---- Extrait du document
La littérature sous caféine


vendredi 24 août 2007

Le thé jaune



Histoire de ne pas laisser totalement ce blog en friches (je m’accorde encore huit jours de relative lobotomie webesque), et avant d’évoquer la rentrée littéraire 2007, voici quelques perles pêchées sur les plages havraises au cours du splendide mois d’août :

1) Un jour de ciel menaçant :
« Oh dès ! Fais rien moche ! Putain il commence à pleuvoir ! Comment que ça se fait ? »

2) Un couple de soixantenaires rougeauds à la terrasse d’un café donnant sur la mer :
Elle : « Ce sera un thé blanc pour moi. »
Le serveur : « Et pour Monsieur, comme d’habitude, son thé jaune ? »
(Rires gras + clin d’œil)
(probable allusion à un Ricard)
Lui : « Ouais, comme d’hab’, mon thé jaune ! »
Elle : « Oh non, ça te fait gonfler, ça ! Prends plutôt un thé ! »
Lui (rire gras) : « Oh dès ! C’est pour les Dames, ça, le thé ! »

3) Dans le même café :
La patronne, à son mari :
« Eh, regarde, celui qui vient de réserver la table pour ce soir, c’est Monsieur Toumas.
- Qui ça que c’était ?
- Monsieur Toumas !
- Qui c’est que tu dis ?
- Monsieur Toumas, le monsieur des assurances !
- Ah oui ! C’est lui le connard ? »

vendredi 6 juillet 2007

Perles de rue



(Photo : Dans une rue de Shanghai...)

1) Une fille dans le métro aperçoit le titre du livre que j’ai dans les mains : « La philosophie de Deleuze. » Elle marmonne : « La philosophie… », puis elle pousse un long soupir de mépris et de consternation, avant de se replonger dans la lecture de Closer.

2) Pour la première fois de ma vie, j’ai vu des jumeaux à la fois parfaits et parfaitement obèses.

3) Pour la première fois de ma vie, j’ai également vu un homme aux traits franchement asiatiques, et à la peau franchement noire.

jeudi 28 juin 2007

Best Of Bac Français 2007 (3ième et dernière)



(Photo : métro de Shanghai, nov 2004)

7) – Que peux-tu me dire sur le Siècle des Lumières ?
- Euh… C’est le siècle où on a inventé l’électricité ?

8) - Dans ce commentaire je vais pas faire de plan, parce que vous voyez, en fait, c’est pas trop mon truc…

9) Entendu en salle des profs :
- Quand j’ai écris à François Hollande pour protester contre la réforme Allègre, qui prévoyait la réduction des heures de français en collège, avec le résultat que vous connaissez, vous savez ce qu’il m’a répondu ? « Quand vous critiquez le PS, vous faites le jeu de la réaction… » Eh bien quand j’ai ainsi compris que Hollande était un stal’ (ndr : un Stalinien), j’ai déchiré ma carte du parti…

10) Entendu en salle des profs, encore :
- Un inspecteur nous a clairement annoncé, pour la correction du brevet cette année dans le 93, qu’il s’agissait d’un « brevet social »…
- C’est-à-dire ?
--------
Énoncé A: Dans l'extrait du blog, que commande la femme du couple de soixantenaires assis à la terrasse du café ?
Énoncé B: Relevez tous les titres de billets qui figurent dans l'extrait du blog.
Énoncé C: Poursuivez l'extrait du blog consacré aux perles entendues à partir de sa dernière ligne.
Le listing n'entre pas en jeu ici.
---- Matériel fourni
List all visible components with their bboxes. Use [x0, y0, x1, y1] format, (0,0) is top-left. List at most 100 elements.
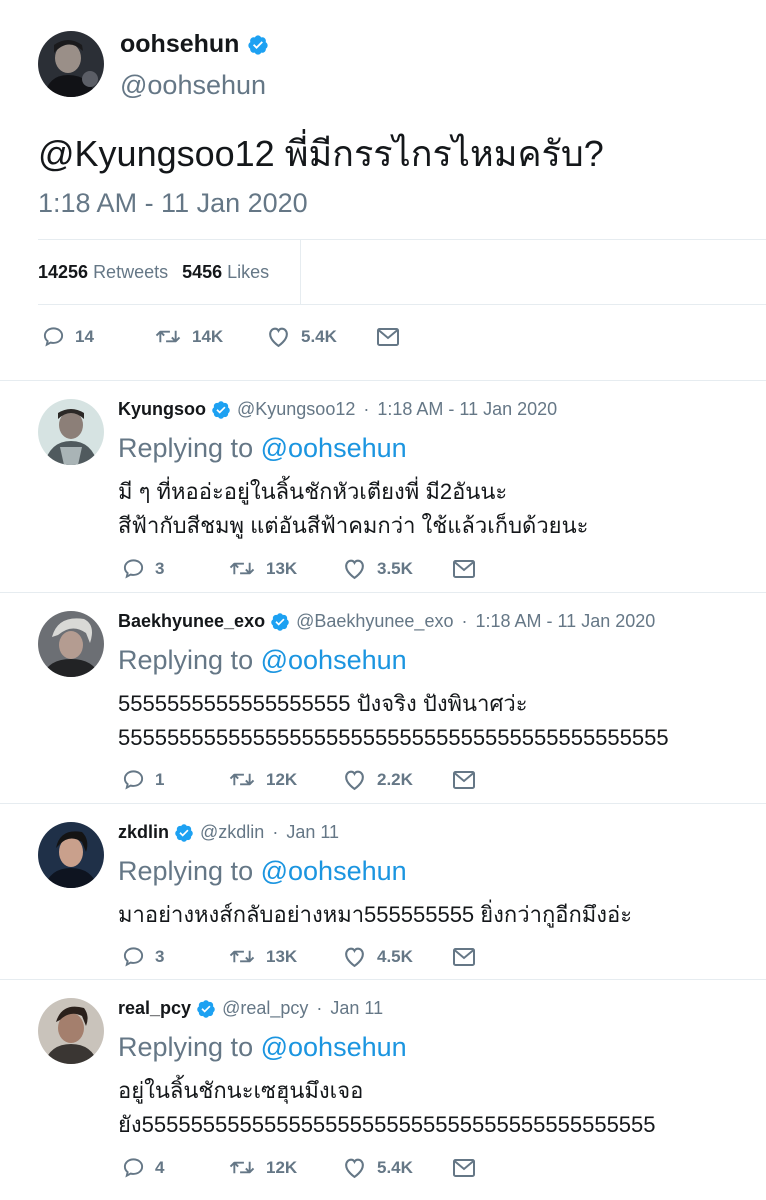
- reply-icon: [123, 559, 144, 579]
- verified-badge-icon: [174, 823, 194, 843]
- reply-author-handle[interactable]: @real_pcy: [222, 998, 308, 1019]
- replying-to: Replying to @oohsehun: [118, 433, 407, 464]
- replying-to-mention[interactable]: @oohsehun: [261, 856, 407, 886]
- retweet-count: 14K: [192, 326, 224, 346]
- separator-dot: ·: [461, 611, 468, 631]
- replying-to-label: Replying to: [118, 856, 254, 886]
- like-button[interactable]: 5.4K: [266, 325, 376, 348]
- retweet-count: 12K: [266, 1157, 298, 1177]
- verified-badge-icon: [196, 999, 216, 1019]
- reply-header: Baekhyunee_exo @Baekhyunee_exo · 1:18 AM…: [118, 611, 655, 632]
- reply-tweet: Kyungsoo @Kyungsoo12 · 1:18 AM - 11 Jan …: [0, 380, 766, 592]
- reply-time[interactable]: 1:18 AM - 11 Jan 2020: [475, 611, 655, 632]
- avatar-oohsehun[interactable]: [38, 31, 104, 97]
- tweet-stats: 14256 Retweets 5456 Likes: [38, 240, 766, 304]
- retweets-label: Retweets: [93, 261, 169, 282]
- reply-author-handle[interactable]: @zkdlin: [200, 822, 264, 843]
- envelope-icon: [453, 770, 475, 789]
- verified-badge-icon: [270, 612, 290, 632]
- retweet-button[interactable]: 12K: [228, 768, 342, 791]
- reply-tweet: zkdlin @zkdlin · Jan 11 Replying to @ooh…: [0, 803, 766, 979]
- reply-text-line: ยัง5555555555555555555555555555555555555…: [118, 1112, 656, 1137]
- retweet-icon: [229, 1161, 255, 1174]
- reply-actions: 3 13K 4.5K: [122, 945, 476, 968]
- like-button[interactable]: 4.5K: [342, 945, 452, 968]
- retweet-icon: [155, 330, 181, 343]
- avatar-baekhyunee-exo[interactable]: [38, 611, 104, 677]
- heart-icon: [345, 559, 364, 580]
- envelope-icon: [377, 327, 399, 346]
- reply-button[interactable]: 3: [122, 945, 228, 968]
- replying-to-mention[interactable]: @oohsehun: [261, 1032, 407, 1062]
- likes-stat[interactable]: 5456 Likes: [182, 262, 269, 283]
- like-button[interactable]: 3.5K: [342, 557, 452, 580]
- reply-header: zkdlin @zkdlin · Jan 11: [118, 822, 339, 843]
- envelope-icon: [453, 947, 475, 966]
- avatar-zkdlin[interactable]: [38, 822, 104, 888]
- verified-badge-icon: [211, 400, 231, 420]
- reply-author-name[interactable]: zkdlin: [118, 822, 169, 843]
- retweets-stat[interactable]: 14256 Retweets: [38, 262, 168, 283]
- reply-text-line: มาอย่างหงส์กลับอย่างหมา555555555 ยิ่งกว่…: [118, 902, 633, 927]
- reply-author-handle[interactable]: @Kyungsoo12: [237, 399, 355, 420]
- reply-text: มาอย่างหงส์กลับอย่างหมา555555555 ยิ่งกว่…: [118, 898, 632, 932]
- reply-button[interactable]: 4: [122, 1156, 228, 1179]
- replying-to-label: Replying to: [118, 433, 254, 463]
- reply-icon: [123, 1158, 144, 1178]
- author-handle[interactable]: @oohsehun: [120, 70, 266, 101]
- replying-to-label: Replying to: [118, 645, 254, 675]
- retweet-button[interactable]: 13K: [228, 945, 342, 968]
- reply-time[interactable]: 1:18 AM - 11 Jan 2020: [377, 399, 557, 420]
- likes-label: Likes: [227, 261, 270, 282]
- tweet-text: @Kyungsoo12 พี่มีกรรไกรไหมครับ?: [38, 133, 604, 174]
- replying-to-label: Replying to: [118, 1032, 254, 1062]
- tweet-timestamp[interactable]: 1:18 AM - 11 Jan 2020: [38, 188, 308, 219]
- author-name-text[interactable]: oohsehun: [120, 30, 239, 59]
- reply-count: 14: [75, 326, 94, 346]
- like-button[interactable]: 5.4K: [342, 1156, 452, 1179]
- direct-message-button[interactable]: [452, 558, 476, 580]
- reply-button[interactable]: 3: [122, 557, 228, 580]
- reply-author-name[interactable]: real_pcy: [118, 998, 191, 1019]
- like-count: 5.4K: [301, 326, 337, 346]
- like-count: 3.5K: [377, 558, 413, 578]
- reply-button[interactable]: 14: [42, 325, 154, 348]
- like-button[interactable]: 2.2K: [342, 768, 452, 791]
- replying-to-mention[interactable]: @oohsehun: [261, 433, 407, 463]
- reply-count: 3: [155, 946, 165, 966]
- reply-author-name[interactable]: Baekhyunee_exo: [118, 611, 265, 632]
- direct-message-button[interactable]: [452, 769, 476, 791]
- reply-text-line: 5555555555555555555 ปังจริง ปังพินาศว่ะ: [118, 691, 528, 716]
- reply-author-handle[interactable]: @Baekhyunee_exo: [296, 611, 453, 632]
- reply-text-line: อยู่ในลิ้นชักนะเซฮุนมึงเจอ: [118, 1078, 364, 1103]
- reply-button[interactable]: 1: [122, 768, 228, 791]
- retweet-icon: [229, 773, 255, 786]
- avatar-kyungsoo[interactable]: [38, 399, 104, 465]
- avatar-real-pcy[interactable]: [38, 998, 104, 1064]
- likes-count: 5456: [182, 261, 223, 282]
- reply-text-line: มี ๆ ที่หออ่ะอยู่ในลิ้นชักหัวเตียงพี่ มี…: [118, 479, 508, 504]
- reply-count: 3: [155, 558, 165, 578]
- retweet-count: 12K: [266, 769, 298, 789]
- retweet-icon: [229, 562, 255, 575]
- reply-text: อยู่ในลิ้นชักนะเซฮุนมึงเจอ ยัง5555555555…: [118, 1074, 656, 1142]
- like-count: 2.2K: [377, 769, 413, 789]
- direct-message-button[interactable]: [452, 946, 476, 968]
- author-name[interactable]: oohsehun: [120, 30, 269, 59]
- reply-tweet: real_pcy @real_pcy · Jan 11 Replying to …: [0, 979, 766, 1200]
- separator-dot: ·: [363, 399, 370, 419]
- retweet-icon: [229, 950, 255, 963]
- heart-icon: [345, 947, 364, 968]
- retweet-button[interactable]: 13K: [228, 557, 342, 580]
- retweet-button[interactable]: 14K: [154, 325, 266, 348]
- reply-time[interactable]: Jan 11: [286, 822, 339, 843]
- replying-to-mention[interactable]: @oohsehun: [261, 645, 407, 675]
- reply-author-name[interactable]: Kyungsoo: [118, 399, 206, 420]
- retweet-button[interactable]: 12K: [228, 1156, 342, 1179]
- stats-separator: [300, 240, 301, 304]
- tweet-actions: 14 14K 5.4K: [42, 325, 400, 348]
- like-count: 4.5K: [377, 946, 413, 966]
- direct-message-button[interactable]: [452, 1157, 476, 1179]
- direct-message-button[interactable]: [376, 326, 400, 348]
- reply-time[interactable]: Jan 11: [330, 998, 383, 1019]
--------
Résultat A: Un thé blanc.

Résultat B:
- Le thé jaune
- Perles de rue
- Best Of Bac Français 2007 (3ième et dernière)

Résultat C:
- C’est-à-dire qu’on est prié de ne pas noter en dessous de la moyenne.

11) Lu dans l’écrit d’invention d’une copie du bac :
« Cela m’avais boulverssement énervé… »

mercredi 27 juin 2007

Best Of Oraux Bac Français 2007 (2)



4) – Alors, que peux-tu me dire sur Don Juan ?
- Euh… C’est le maître qui était valet avant…
- Ah bon ?
- Ah non, je me trompe de pièce… Euh…
- Peux-tu me citer une autre pièce de Molière ?
- Une autre pièce de Molière ?... Euh… Les Fables de la Fontaine ?...

5) – A propos des Philosophes des Lumières, peux-tu me dire quelque chose à propos de la Révolution Française ?
- La Révolution… Bah les gens ils commençaient à comprendre des choses… C’est ça… Ils commençaient à comprendre des choses… Je pourrais pas vous dire quoi exactement… Mais ils commençaient à piger…

6) – Dans ce poème, on remarque des huitains, des quatrains… et puis… euh… des deuzains…

(Photo : ambiance rue poussérieuse en Argentine)

samedi 23 juin 2007

Best Of Oraux Bac Français 2007 (1)



(Photo : une colline dans le Nord-Ouest de l'Argentine, août 2005)

1) – Pouvez-vous m’expliquer ce que signifie le mot « dédain », à la ligne 8 ?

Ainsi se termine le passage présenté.